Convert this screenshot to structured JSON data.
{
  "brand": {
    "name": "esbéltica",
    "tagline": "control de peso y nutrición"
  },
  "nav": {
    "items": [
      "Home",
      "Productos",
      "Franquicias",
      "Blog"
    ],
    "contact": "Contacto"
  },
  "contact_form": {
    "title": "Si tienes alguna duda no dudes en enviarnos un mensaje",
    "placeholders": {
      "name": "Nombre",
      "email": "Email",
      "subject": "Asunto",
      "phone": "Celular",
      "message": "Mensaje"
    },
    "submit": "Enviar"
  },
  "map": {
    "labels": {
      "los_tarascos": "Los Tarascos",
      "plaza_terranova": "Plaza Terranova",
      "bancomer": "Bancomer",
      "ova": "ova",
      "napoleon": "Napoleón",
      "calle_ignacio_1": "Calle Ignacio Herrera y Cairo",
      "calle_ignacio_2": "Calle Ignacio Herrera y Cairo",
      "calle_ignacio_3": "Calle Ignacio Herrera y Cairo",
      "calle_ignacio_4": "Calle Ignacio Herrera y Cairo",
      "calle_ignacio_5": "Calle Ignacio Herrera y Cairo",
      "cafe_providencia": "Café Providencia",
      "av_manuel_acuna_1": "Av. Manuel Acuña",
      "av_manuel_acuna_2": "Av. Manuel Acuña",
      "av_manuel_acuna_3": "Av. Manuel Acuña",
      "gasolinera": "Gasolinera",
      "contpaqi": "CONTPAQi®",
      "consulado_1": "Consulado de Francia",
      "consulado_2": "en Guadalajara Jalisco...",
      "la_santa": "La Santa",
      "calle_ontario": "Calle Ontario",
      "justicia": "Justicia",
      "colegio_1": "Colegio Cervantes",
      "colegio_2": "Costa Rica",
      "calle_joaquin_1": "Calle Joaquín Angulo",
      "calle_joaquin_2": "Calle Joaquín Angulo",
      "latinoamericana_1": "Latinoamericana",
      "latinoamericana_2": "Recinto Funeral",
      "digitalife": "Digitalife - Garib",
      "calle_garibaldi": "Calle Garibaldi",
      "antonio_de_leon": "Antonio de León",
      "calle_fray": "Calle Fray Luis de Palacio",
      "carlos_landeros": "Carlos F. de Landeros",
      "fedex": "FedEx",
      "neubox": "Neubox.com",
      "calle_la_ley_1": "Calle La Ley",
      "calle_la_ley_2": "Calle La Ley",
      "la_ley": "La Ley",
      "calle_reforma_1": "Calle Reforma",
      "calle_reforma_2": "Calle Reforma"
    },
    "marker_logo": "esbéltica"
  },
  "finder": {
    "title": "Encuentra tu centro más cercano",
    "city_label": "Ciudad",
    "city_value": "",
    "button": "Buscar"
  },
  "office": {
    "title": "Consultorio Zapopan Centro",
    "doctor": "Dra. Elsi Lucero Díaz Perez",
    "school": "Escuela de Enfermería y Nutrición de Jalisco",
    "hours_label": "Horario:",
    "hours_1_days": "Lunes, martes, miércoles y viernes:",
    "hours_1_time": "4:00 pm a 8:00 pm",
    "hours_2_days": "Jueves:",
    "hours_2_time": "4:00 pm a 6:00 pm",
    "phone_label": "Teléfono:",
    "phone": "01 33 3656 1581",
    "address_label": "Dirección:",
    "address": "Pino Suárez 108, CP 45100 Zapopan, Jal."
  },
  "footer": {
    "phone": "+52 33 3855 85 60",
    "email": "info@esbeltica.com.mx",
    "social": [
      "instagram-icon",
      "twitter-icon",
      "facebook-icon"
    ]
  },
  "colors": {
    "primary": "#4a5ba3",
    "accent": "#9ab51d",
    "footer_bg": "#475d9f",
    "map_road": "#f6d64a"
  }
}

----

What is expected — Identify each line in the records above that contains the word "Zapopan", and copy it out in full.

The completed task —
    "title": "Consultorio Zapopan Centro",
    "address": "Pino Suárez 108, CP 45100 Zapopan, Jal."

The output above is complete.